Written exercise:
Copy the data word for word, keeping every line.

☆ ☆ ☆ ☆

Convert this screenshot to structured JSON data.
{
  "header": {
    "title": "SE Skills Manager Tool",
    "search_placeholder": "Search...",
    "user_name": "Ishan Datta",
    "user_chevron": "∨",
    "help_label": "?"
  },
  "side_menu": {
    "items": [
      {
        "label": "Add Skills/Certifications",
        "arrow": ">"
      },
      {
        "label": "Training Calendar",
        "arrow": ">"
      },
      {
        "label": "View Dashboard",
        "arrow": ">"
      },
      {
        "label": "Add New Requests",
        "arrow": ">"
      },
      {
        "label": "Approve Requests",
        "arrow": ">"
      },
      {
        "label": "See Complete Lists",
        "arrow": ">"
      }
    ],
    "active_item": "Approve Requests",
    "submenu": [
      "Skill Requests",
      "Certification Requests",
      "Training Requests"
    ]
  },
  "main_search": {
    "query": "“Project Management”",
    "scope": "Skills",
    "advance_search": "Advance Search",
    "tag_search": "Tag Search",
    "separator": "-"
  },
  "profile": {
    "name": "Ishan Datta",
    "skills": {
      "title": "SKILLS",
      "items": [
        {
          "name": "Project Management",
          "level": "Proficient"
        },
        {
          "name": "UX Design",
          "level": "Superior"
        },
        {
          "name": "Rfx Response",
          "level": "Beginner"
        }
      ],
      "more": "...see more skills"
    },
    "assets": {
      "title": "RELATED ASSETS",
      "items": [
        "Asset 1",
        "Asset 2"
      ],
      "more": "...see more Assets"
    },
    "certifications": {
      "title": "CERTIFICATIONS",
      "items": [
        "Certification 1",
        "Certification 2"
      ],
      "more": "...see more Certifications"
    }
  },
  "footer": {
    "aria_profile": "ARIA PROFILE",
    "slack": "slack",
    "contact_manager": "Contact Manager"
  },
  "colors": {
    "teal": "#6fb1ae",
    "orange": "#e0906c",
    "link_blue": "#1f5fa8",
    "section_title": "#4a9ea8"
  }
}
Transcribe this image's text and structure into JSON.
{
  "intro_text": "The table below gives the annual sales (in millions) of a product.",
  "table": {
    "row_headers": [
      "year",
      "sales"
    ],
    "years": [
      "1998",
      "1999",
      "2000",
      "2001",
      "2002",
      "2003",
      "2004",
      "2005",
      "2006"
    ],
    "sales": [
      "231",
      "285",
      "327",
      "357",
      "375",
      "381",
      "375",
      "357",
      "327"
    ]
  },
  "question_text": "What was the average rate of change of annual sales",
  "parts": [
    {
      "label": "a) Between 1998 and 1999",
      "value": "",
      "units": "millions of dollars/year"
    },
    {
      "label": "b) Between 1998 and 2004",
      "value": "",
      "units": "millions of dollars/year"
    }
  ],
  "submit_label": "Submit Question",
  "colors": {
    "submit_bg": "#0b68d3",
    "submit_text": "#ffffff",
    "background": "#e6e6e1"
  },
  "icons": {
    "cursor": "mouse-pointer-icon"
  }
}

☆ ☆ ☆ ☆

Complete output:
Convert this screenshot to structured JSON data.
{
  "header": {
    "title": "SE Skills Manager Tool",
    "search_placeholder": "Search...",
    "user_name": "Ishan Datta",
    "user_chevron": "∨",
    "help_label": "?"
  },
  "side_menu": {
    "items": [
      {
        "label": "Add Skills/Certifications",
        "arrow": ">"
      },
      {
        "label": "Training Calendar",
        "arrow": ">"
      },
      {
        "label": "View Dashboard",
        "arrow": ">"
      },
      {
        "label": "Add New Requests",
        "arrow": ">"
      },
      {
        "label": "Approve Requests",
        "arrow": ">"
      },
      {
        "label": "See Complete Lists",
        "arrow": ">"
      }
    ],
    "active_item": "Approve Requests",
    "submenu": [
      "Skill Requests",
      "Certification Requests",
      "Training Requests"
    ]
  },
  "main_search": {
    "query": "“Project Management”",
    "scope": "Skills",
    "advance_search": "Advance Search",
    "tag_search": "Tag Search",
    "separator": "-"
  },
  "profile": {
    "name": "Ishan Datta",
    "skills": {
      "title": "SKILLS",
      "items": [
        {
          "name": "Project Management",
          "level": "Proficient"
        },
        {
          "name": "UX Design",
          "level": "Superior"
        },
        {
          "name": "Rfx Response",
          "level": "Beginner"
        }
      ],
      "more": "...see more skills"
    },
    "assets": {
      "title": "RELATED ASSETS",
      "items": [
        "Asset 1",
        "Asset 2"
      ],
      "more": "...see more Assets"
    },
    "certifications": {
      "title": "CERTIFICATIONS",
      "items": [
        "Certification 1",
        "Certification 2"
      ],
      "more": "...see more Certifications"
    }
  },
  "footer": {
    "aria_profile": "ARIA PROFILE",
    "slack": "slack",
    "contact_manager": "Contact Manager"
  },
  "colors": {
    "teal": "#6fb1ae",
    "orange": "#e0906c",
    "link_blue": "#1f5fa8",
    "section_title": "#4a9ea8"
  }
}
Transcribe this image's text and structure into JSON.
{
  "intro_text": "The table below gives the annual sales (in millions) of a product.",
  "table": {
    "row_headers": [
      "year",
      "sales"
    ],
    "years": [
      "1998",
      "1999",
      "2000",
      "2001",
      "2002",
      "2003",
      "2004",
      "2005",
      "2006"
    ],
    "sales": [
      "231",
      "285",
      "327",
      "357",
      "375",
      "381",
      "375",
      "357",
      "327"
    ]
  },
  "question_text": "What was the average rate of change of annual sales",
  "parts": [
    {
      "label": "a) Between 1998 and 1999",
      "value": "",
      "units": "millions of dollars/year"
    },
    {
      "label": "b) Between 1998 and 2004",
      "value": "",
      "units": "millions of dollars/year"
    }
  ],
  "submit_label": "Submit Question",
  "colors": {
    "submit_bg": "#0b68d3",
    "submit_text": "#ffffff",
    "background": "#e6e6e1"
  },
  "icons": {
    "cursor": "mouse-pointer-icon"
  }
}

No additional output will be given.